Stored data entries:

-------------------------

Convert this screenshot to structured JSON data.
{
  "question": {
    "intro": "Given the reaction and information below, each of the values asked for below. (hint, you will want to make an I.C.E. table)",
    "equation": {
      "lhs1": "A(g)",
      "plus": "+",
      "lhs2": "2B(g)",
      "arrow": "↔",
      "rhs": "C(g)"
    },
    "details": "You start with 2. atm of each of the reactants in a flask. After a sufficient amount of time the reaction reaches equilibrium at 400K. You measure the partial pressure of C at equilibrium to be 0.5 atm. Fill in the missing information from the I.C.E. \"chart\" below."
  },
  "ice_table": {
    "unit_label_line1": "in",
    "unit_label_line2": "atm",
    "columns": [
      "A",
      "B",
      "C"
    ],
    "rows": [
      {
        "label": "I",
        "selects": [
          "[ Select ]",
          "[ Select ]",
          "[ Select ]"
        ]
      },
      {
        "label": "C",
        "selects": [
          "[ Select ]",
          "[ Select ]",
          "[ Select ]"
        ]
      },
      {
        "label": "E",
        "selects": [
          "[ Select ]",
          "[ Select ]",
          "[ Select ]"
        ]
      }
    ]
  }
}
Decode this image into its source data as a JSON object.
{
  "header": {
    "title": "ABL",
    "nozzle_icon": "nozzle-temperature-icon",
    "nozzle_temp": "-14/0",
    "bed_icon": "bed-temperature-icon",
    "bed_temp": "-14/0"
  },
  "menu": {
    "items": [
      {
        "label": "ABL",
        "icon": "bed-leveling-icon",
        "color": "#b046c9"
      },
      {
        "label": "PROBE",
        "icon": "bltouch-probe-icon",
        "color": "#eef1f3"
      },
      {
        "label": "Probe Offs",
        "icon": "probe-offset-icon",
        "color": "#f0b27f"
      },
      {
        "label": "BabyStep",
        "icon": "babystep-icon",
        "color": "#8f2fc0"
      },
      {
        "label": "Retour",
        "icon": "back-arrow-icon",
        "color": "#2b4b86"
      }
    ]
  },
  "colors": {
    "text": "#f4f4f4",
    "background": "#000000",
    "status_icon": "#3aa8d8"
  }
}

-------------------------

| BRIEF |
In the listing, find all lines with the string "this" and copy them.

| WRITTEN ANSWER |
Convert this screenshot to structured JSON data.
Decode this image into its source data as a JSON object.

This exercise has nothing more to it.